[Dataset rows]
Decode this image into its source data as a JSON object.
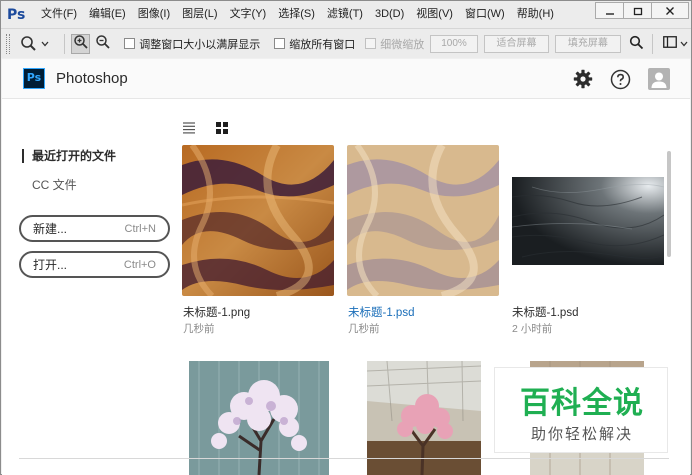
{
  "menubar": {
    "logo": "Ps",
    "items": [
      "文件(F)",
      "编辑(E)",
      "图像(I)",
      "图层(L)",
      "文字(Y)",
      "选择(S)",
      "滤镜(T)",
      "3D(D)",
      "视图(V)",
      "窗口(W)",
      "帮助(H)"
    ],
    "window_controls": [
      "minimize-icon",
      "restore-icon",
      "close-icon"
    ]
  },
  "options": {
    "resize_windows": "调整窗口大小以满屏显示",
    "zoom_all": "缩放所有窗口",
    "scrubby_zoom": "细微缩放",
    "btn_100": "100%",
    "btn_fit": "适合屏幕",
    "btn_fill": "填充屏幕"
  },
  "header": {
    "logo_text": "Ps",
    "app_name": "Photoshop",
    "icons": [
      "gear-icon",
      "help-icon",
      "user-avatar-icon"
    ]
  },
  "sidebar": {
    "recent": "最近打开的文件",
    "cc_files": "CC 文件",
    "new_label": "新建...",
    "new_shortcut": "Ctrl+N",
    "open_label": "打开...",
    "open_shortcut": "Ctrl+O"
  },
  "files": [
    {
      "name": "未标题-1.png",
      "time": "几秒前"
    },
    {
      "name": "未标题-1.psd",
      "time": "几秒前"
    },
    {
      "name": "未标题-1.psd",
      "time": "2 小时前"
    }
  ],
  "watermark": {
    "title": "百科全说",
    "subtitle": "助你轻松解决"
  },
  "colors": {
    "accent_blue": "#1a6eb9",
    "ps_blue": "#31a8ff",
    "ps_dark": "#001e36",
    "watermark_green": "#1faf52"
  }
}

● TO DO:
Quote every record above exactly, leaving out the pictures.

● RESULT OF THE TASK:
Decode this image into its source data as a JSON object.
{
  "menubar": {
    "logo": "Ps",
    "items": [
      "文件(F)",
      "编辑(E)",
      "图像(I)",
      "图层(L)",
      "文字(Y)",
      "选择(S)",
      "滤镜(T)",
      "3D(D)",
      "视图(V)",
      "窗口(W)",
      "帮助(H)"
    ],
    "window_controls": [
      "minimize-icon",
      "restore-icon",
      "close-icon"
    ]
  },
  "options": {
    "resize_windows": "调整窗口大小以满屏显示",
    "zoom_all": "缩放所有窗口",
    "scrubby_zoom": "细微缩放",
    "btn_100": "100%",
    "btn_fit": "适合屏幕",
    "btn_fill": "填充屏幕"
  },
  "header": {
    "logo_text": "Ps",
    "app_name": "Photoshop",
    "icons": [
      "gear-icon",
      "help-icon",
      "user-avatar-icon"
    ]
  },
  "sidebar": {
    "recent": "最近打开的文件",
    "cc_files": "CC 文件",
    "new_label": "新建...",
    "new_shortcut": "Ctrl+N",
    "open_label": "打开...",
    "open_shortcut": "Ctrl+O"
  },
  "files": [
    {
      "name": "未标题-1.png",
      "time": "几秒前"
    },
    {
      "name": "未标题-1.psd",
      "time": "几秒前"
    },
    {
      "name": "未标题-1.psd",
      "time": "2 小时前"
    }
  ],
  "watermark": {
    "title": "百科全说",
    "subtitle": "助你轻松解决"
  },
  "colors": {
    "accent_blue": "#1a6eb9",
    "ps_blue": "#31a8ff",
    "ps_dark": "#001e36",
    "watermark_green": "#1faf52"
  }
}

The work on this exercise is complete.